## Task description
All entries are to be quoted exactly; the images stay out of the copy.

=== Material for this exercise ===

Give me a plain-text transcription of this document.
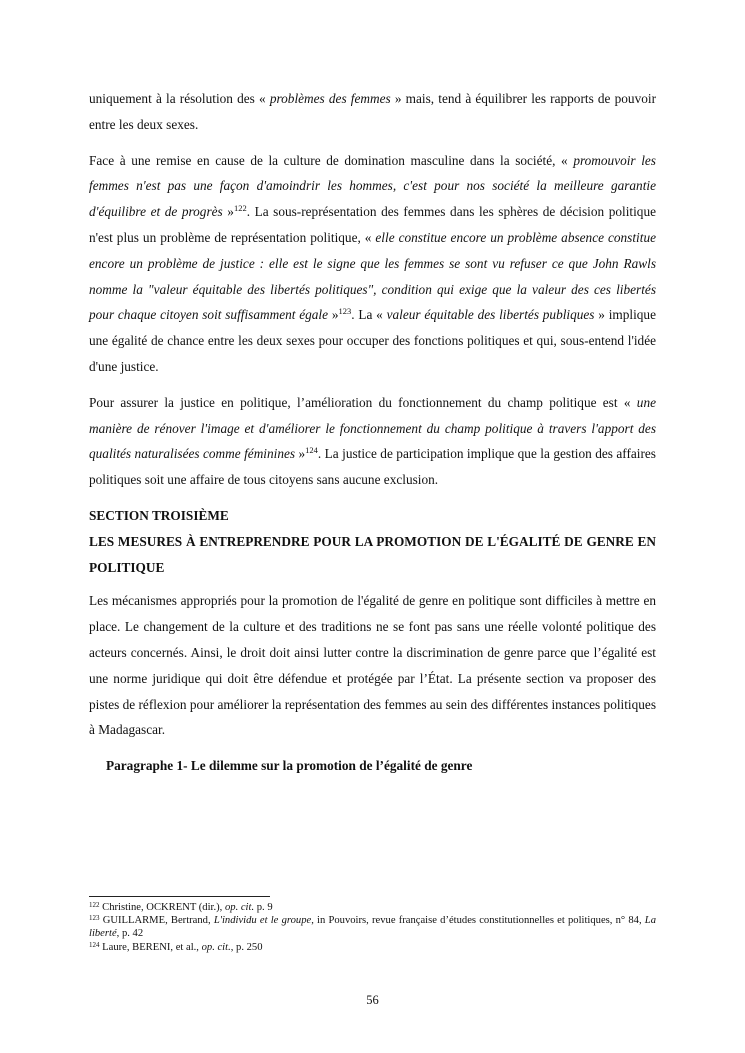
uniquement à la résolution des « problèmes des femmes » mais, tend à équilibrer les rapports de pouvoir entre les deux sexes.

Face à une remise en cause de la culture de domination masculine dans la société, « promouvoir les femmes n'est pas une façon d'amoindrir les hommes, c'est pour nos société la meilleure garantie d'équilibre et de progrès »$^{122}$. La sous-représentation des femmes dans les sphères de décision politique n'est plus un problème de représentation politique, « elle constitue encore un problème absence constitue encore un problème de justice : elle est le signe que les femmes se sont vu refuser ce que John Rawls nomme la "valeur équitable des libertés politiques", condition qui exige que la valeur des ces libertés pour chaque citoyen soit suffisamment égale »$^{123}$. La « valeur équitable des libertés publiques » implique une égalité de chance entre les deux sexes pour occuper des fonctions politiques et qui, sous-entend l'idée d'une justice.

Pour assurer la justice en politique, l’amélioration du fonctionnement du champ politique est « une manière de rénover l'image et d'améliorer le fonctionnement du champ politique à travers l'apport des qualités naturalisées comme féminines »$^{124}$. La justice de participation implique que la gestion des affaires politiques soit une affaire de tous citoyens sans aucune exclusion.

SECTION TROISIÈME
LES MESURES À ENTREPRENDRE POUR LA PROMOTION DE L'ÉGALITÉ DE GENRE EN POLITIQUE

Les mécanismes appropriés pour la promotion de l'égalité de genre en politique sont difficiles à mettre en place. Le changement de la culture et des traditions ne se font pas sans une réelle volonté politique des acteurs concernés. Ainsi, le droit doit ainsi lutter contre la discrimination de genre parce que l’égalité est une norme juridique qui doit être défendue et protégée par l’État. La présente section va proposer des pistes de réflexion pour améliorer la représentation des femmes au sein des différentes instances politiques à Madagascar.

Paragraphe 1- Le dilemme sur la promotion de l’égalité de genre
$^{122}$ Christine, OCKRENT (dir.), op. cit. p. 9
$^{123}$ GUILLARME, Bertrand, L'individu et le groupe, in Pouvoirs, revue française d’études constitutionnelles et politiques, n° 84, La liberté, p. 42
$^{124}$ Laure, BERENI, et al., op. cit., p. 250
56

===

## Exercise output
Give me a plain-text transcription of this document.
uniquement à la résolution des « problèmes des femmes » mais, tend à équilibrer les rapports de pouvoir entre les deux sexes.

Face à une remise en cause de la culture de domination masculine dans la société, « promouvoir les femmes n'est pas une façon d'amoindrir les hommes, c'est pour nos société la meilleure garantie d'équilibre et de progrès »$^{122}$. La sous-représentation des femmes dans les sphères de décision politique n'est plus un problème de représentation politique, « elle constitue encore un problème absence constitue encore un problème de justice : elle est le signe que les femmes se sont vu refuser ce que John Rawls nomme la "valeur équitable des libertés politiques", condition qui exige que la valeur des ces libertés pour chaque citoyen soit suffisamment égale »$^{123}$. La « valeur équitable des libertés publiques » implique une égalité de chance entre les deux sexes pour occuper des fonctions politiques et qui, sous-entend l'idée d'une justice.

Pour assurer la justice en politique, l’amélioration du fonctionnement du champ politique est « une manière de rénover l'image et d'améliorer le fonctionnement du champ politique à travers l'apport des qualités naturalisées comme féminines »$^{124}$. La justice de participation implique que la gestion des affaires politiques soit une affaire de tous citoyens sans aucune exclusion.

SECTION TROISIÈME
LES MESURES À ENTREPRENDRE POUR LA PROMOTION DE L'ÉGALITÉ DE GENRE EN POLITIQUE

Les mécanismes appropriés pour la promotion de l'égalité de genre en politique sont difficiles à mettre en place. Le changement de la culture et des traditions ne se font pas sans une réelle volonté politique des acteurs concernés. Ainsi, le droit doit ainsi lutter contre la discrimination de genre parce que l’égalité est une norme juridique qui doit être défendue et protégée par l’État. La présente section va proposer des pistes de réflexion pour améliorer la représentation des femmes au sein des différentes instances politiques à Madagascar.

Paragraphe 1- Le dilemme sur la promotion de l’égalité de genre
$^{122}$ Christine, OCKRENT (dir.), op. cit. p. 9
$^{123}$ GUILLARME, Bertrand, L'individu et le groupe, in Pouvoirs, revue française d’études constitutionnelles et politiques, n° 84, La liberté, p. 42
$^{124}$ Laure, BERENI, et al., op. cit., p. 250
56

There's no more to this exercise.